**Task objective**
Identify each line in the records below that contains the word "baseline", and copy it.

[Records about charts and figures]

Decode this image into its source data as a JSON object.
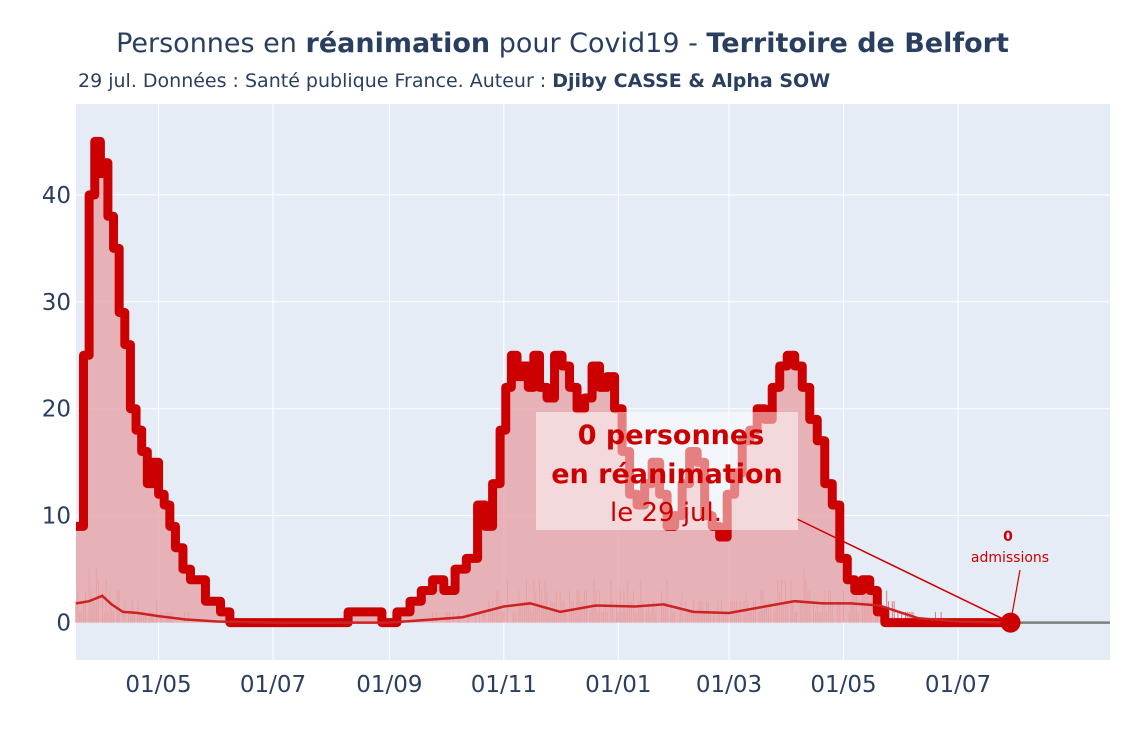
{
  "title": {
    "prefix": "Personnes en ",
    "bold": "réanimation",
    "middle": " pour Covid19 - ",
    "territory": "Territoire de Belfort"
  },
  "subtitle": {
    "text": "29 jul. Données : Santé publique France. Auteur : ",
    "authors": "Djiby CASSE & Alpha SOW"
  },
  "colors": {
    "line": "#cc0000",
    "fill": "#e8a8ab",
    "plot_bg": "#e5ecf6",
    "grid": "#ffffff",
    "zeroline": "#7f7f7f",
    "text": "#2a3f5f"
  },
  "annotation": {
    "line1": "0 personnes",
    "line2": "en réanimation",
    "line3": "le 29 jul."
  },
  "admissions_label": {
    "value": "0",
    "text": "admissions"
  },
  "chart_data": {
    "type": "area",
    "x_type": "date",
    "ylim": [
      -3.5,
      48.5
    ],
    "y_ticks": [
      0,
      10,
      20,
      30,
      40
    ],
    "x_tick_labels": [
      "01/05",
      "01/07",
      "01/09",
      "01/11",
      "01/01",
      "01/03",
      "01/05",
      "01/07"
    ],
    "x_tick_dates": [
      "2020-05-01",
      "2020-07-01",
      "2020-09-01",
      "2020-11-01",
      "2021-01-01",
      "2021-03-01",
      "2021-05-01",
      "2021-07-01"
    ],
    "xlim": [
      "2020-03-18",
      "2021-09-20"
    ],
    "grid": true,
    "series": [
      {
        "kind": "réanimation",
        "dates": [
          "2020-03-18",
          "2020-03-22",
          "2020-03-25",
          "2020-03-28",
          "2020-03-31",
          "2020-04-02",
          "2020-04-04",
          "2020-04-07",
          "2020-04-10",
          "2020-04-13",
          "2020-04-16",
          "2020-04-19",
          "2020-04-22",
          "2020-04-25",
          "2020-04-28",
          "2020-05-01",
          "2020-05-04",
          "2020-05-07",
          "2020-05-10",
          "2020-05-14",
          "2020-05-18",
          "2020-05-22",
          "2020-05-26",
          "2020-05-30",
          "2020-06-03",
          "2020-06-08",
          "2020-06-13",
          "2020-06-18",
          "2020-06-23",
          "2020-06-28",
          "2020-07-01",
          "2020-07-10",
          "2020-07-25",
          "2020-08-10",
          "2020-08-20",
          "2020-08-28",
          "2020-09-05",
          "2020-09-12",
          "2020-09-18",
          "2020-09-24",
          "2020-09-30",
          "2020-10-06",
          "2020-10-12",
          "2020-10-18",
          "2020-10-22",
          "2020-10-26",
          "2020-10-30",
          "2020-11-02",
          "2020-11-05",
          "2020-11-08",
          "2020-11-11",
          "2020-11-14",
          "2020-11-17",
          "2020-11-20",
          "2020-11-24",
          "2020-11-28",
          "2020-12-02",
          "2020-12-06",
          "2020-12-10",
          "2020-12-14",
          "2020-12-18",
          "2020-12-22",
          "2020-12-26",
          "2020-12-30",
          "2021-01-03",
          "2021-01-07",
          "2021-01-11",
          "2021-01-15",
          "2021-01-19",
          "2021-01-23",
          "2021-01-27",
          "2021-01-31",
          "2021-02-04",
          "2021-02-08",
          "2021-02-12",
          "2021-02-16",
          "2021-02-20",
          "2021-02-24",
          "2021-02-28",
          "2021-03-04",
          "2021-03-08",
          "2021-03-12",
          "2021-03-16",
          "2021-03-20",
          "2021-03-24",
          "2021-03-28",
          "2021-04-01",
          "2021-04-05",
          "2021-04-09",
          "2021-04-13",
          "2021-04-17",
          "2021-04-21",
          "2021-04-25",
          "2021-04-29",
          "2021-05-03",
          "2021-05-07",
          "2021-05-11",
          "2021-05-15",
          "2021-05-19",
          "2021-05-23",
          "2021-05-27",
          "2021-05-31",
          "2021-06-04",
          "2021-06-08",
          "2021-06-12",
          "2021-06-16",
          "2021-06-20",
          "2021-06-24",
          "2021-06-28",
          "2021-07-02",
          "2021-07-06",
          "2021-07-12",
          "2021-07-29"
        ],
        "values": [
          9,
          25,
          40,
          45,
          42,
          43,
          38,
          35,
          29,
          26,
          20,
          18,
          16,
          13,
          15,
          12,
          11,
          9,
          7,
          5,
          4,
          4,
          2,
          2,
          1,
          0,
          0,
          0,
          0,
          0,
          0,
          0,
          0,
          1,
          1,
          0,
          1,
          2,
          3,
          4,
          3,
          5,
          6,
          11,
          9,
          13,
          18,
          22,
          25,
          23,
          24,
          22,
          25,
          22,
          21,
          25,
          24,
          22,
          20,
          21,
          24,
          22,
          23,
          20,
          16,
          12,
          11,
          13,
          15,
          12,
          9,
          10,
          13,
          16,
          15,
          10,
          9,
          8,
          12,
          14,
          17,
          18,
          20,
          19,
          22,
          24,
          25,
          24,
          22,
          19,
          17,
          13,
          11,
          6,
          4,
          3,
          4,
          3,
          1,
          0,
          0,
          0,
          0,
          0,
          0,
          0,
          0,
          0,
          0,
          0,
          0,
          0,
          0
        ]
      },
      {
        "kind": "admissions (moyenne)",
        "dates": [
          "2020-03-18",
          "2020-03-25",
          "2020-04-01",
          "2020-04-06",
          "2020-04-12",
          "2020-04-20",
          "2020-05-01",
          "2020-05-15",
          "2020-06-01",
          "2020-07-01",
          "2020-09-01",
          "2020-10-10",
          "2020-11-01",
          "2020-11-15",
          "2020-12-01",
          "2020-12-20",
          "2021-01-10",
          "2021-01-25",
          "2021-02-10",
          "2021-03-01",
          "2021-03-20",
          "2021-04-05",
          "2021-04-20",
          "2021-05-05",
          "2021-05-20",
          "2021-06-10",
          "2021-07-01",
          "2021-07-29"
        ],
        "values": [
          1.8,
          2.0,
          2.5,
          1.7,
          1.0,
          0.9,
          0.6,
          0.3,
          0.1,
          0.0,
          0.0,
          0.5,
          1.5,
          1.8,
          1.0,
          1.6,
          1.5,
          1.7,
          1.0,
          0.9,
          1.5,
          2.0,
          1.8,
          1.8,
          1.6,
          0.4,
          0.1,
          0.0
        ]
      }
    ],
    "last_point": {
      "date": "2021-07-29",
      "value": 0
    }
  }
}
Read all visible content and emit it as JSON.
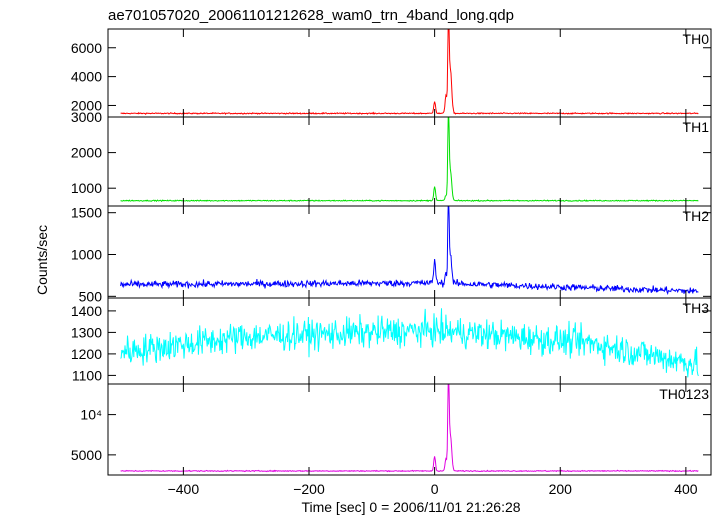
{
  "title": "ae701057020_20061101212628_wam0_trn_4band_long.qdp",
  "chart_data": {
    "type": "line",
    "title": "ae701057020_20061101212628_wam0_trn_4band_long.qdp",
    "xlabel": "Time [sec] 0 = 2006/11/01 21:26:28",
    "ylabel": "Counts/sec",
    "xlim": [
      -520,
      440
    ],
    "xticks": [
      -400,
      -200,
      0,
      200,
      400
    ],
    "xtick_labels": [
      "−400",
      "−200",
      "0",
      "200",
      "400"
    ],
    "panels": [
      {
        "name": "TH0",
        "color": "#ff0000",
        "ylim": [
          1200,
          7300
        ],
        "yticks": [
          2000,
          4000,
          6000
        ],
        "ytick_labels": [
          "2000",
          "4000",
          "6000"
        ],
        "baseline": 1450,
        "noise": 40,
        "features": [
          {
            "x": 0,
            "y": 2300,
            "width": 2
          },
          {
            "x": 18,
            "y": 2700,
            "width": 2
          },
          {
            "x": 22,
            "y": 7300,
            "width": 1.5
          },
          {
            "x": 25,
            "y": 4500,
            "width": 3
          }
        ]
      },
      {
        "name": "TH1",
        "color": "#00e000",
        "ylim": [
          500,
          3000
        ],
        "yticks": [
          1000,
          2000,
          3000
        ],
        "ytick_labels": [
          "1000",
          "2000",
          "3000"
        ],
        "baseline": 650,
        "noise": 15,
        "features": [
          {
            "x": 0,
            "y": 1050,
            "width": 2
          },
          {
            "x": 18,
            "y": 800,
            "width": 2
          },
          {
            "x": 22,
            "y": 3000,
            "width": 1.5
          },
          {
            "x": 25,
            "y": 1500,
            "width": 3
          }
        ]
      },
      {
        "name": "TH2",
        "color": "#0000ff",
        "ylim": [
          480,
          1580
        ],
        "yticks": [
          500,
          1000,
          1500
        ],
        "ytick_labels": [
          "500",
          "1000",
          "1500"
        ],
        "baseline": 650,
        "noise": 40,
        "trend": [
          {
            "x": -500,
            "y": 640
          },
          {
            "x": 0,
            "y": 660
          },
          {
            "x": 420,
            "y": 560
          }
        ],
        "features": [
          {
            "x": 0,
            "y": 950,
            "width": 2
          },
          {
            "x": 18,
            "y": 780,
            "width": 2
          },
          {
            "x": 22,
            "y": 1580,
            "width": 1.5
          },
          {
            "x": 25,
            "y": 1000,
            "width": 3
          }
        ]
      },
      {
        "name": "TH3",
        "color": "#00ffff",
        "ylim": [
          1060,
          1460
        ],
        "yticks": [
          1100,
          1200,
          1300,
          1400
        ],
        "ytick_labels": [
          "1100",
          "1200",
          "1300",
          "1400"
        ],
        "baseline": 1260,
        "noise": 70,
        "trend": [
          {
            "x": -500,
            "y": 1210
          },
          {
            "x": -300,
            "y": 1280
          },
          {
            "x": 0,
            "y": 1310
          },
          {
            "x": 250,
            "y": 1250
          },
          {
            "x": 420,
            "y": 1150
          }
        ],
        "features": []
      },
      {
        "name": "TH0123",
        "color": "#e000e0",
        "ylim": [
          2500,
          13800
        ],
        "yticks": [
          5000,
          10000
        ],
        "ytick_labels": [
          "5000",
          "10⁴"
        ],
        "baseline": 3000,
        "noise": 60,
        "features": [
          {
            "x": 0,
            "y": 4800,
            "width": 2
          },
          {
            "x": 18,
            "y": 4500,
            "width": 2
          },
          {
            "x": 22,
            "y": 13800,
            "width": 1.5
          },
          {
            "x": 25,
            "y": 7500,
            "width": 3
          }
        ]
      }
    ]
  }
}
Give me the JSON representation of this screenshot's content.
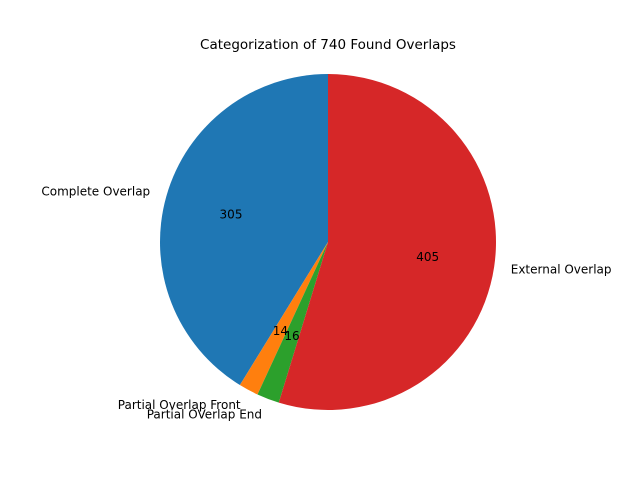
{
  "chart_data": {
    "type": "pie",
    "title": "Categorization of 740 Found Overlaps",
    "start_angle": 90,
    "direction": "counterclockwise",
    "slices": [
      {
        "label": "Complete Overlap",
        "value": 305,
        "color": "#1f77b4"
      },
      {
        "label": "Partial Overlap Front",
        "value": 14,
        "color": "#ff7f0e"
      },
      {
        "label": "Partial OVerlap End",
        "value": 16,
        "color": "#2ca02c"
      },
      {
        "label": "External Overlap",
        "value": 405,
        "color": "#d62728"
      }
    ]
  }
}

**Result of this task**
        "baseline": 1450,
        "baseline": 650,
        "baseline": 650,
        "baseline": 1260,
        "baseline": 3000,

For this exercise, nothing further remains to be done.